Copy the piece on teaching at Heythrop College, starting with "Coming straight from" and going on through "College’s undergraduate programmes.", but put "tutorial model" wherever "tutorial system" appears.
** start of TEXT TO READ **
I have been teaching philosophy at Heythrop College for seventeen years. This was my first full-time teaching appointment after leaving Oxford. Unlike many academics keen to climb the career ladder - and who consequently tend to migrate from one institution to another at the beginning of their careers - I have stayed put. I have remained here at Heythrop for my entire career. Why?

The answer lies in what I discovered when I arrived here. I quickly discovered just how unique and valuable an institution Heythrop College is.



We are small, which means that students and staff are known to each other. This is no vast and anonymous academic factory. This is a friendly place populated with familiar faces.

We are also a specialist college focussing on just philosophy and theology.

Wander the corridors of Heythrop College and you’ll find people deep in conversations about philosophy and theology. Irrespective of their religious belief - or lack of religious belief – all the students and staff at Heythrop are bound together by shared, deep interested in fundamental questions about reality, morality, and the human condition. Despite our obvious differences, we form a closely-knit intellectual family.

Coming straight from Oxford, I also very much valued Heythrop’s Oxbridge-style one-to-one tutorial system and the opportunity it gives students to really explore a topic with someone who knows it inside out. When the New College of the Humanities was announced, Dominic Lawson wrote in the Guardian newspaper that what the New College was charging 18 thousand pounds a year for was, in essence, the tutorial system offered by Oxford and Cambridge Universities. Lawson said that the Oxbridge tutorial system was "the single most valuable aspect of their educational offering". But Lawson was wrong to claim that the tutorial system is only otherwise available at colleges of Oxford and Cambridge Universities. The tutorial system also form a significant part of Heythrop College’s undergraduate programmes.

Heythrop is a hive of intellectual activity and world-class research is being done, but when I arrived soon learned that the staff also have that rare quality: they actually enjoy teaching. And they are skilled at it too.

These two facts - the fact that we offer an Oxbridge style tutorial system, and the fact that staff here really enjoy teaching – show themselves in the results our students achieve. Yes, we are less well-known than, say, Kings College London or University College London, and so we have more modest entry requirements. Nevertheless, our students do exceptionally well in their final exams. In fact, Heythrop actually has been known on occasion to achieve a greater number of first class honours degrees in philosophy than its other, better-known sister colleges.

And of course, if you take your degree at Heythrop, you will be graduating with a degree awarded by the University of London, which is one of the most prestigious and respected universities in the world.

Heythrop is a unique and valuable institution. And philosophy and theology are unique and valuable subjects. Of course these are “challenging times" for humanities degrees.
** end of TEXT TO READ **
** start of DATASET EXCERPTS **
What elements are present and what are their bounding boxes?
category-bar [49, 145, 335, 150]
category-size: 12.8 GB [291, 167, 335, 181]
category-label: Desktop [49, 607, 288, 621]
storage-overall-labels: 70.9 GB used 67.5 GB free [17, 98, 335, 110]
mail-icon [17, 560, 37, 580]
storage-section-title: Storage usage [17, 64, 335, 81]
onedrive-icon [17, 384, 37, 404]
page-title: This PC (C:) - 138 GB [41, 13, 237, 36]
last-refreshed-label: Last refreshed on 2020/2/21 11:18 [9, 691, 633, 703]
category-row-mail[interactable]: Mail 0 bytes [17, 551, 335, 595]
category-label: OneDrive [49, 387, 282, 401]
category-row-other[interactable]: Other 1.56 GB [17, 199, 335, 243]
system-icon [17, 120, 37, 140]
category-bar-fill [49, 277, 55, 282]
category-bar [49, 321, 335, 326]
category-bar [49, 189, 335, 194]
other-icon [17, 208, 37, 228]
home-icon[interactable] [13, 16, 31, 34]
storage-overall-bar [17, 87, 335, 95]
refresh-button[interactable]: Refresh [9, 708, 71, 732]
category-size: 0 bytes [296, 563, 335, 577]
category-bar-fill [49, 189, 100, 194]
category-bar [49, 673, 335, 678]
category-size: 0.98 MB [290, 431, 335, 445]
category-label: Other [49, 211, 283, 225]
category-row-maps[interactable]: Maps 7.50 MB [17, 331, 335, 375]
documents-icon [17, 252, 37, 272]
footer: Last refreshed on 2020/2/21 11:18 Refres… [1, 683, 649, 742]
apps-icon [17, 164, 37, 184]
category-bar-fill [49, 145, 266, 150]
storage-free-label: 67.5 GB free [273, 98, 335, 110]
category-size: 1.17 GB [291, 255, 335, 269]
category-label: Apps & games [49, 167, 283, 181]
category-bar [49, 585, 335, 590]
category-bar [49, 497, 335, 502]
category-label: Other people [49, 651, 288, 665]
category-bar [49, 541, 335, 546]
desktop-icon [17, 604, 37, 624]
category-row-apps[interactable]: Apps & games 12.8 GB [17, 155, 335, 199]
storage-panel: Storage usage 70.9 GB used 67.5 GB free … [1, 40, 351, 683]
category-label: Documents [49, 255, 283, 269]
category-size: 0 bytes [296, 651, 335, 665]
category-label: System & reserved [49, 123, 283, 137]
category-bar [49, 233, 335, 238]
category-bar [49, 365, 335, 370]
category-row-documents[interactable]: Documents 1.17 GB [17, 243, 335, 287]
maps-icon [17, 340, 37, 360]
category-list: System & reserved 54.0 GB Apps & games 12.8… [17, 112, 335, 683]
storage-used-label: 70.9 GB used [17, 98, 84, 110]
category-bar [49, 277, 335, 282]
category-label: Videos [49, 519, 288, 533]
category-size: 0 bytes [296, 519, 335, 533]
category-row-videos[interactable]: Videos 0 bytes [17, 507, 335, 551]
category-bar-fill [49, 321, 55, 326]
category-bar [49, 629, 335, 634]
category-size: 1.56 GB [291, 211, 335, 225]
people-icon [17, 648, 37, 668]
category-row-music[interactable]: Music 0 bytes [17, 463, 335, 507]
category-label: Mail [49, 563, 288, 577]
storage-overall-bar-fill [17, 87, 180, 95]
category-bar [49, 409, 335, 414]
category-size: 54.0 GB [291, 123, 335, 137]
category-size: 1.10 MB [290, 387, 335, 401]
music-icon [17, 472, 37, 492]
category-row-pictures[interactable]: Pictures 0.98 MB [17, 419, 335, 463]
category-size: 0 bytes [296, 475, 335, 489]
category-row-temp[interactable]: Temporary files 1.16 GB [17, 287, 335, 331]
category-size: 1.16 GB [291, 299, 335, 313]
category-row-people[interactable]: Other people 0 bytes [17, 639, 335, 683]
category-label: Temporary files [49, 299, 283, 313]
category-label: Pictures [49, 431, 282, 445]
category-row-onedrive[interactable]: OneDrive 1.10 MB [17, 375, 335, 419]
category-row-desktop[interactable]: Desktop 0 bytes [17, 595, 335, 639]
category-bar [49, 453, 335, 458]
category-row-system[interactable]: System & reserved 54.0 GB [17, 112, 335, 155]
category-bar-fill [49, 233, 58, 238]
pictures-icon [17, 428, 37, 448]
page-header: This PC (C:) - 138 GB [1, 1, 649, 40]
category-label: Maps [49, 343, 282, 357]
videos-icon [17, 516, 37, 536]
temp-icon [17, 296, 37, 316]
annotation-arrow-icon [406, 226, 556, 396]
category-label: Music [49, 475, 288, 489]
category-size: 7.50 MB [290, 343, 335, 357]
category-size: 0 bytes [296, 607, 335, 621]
** end of DATASET EXCERPTS **
- **OUTPUT OF THE EXERCISE**:
Coming straight from Oxford, I also very much valued Heythrop’s Oxbridge-style one-to-one tutorial model and the opportunity it gives students to really explore a topic with someone who knows it inside out. When the New College of the Humanities was announced, Dominic Lawson wrote in the Guardian newspaper that what the New College was charging 18 thousand pounds a year for was, in essence, the tutorial model offered by Oxford and Cambridge Universities. Lawson said that the Oxbridge tutorial model was "the single most valuable aspect of their educational offering". But Lawson was wrong to claim that the tutorial model is only otherwise available at colleges of Oxford and Cambridge Universities. The tutorial model also form a significant part of Heythrop College’s undergraduate programmes.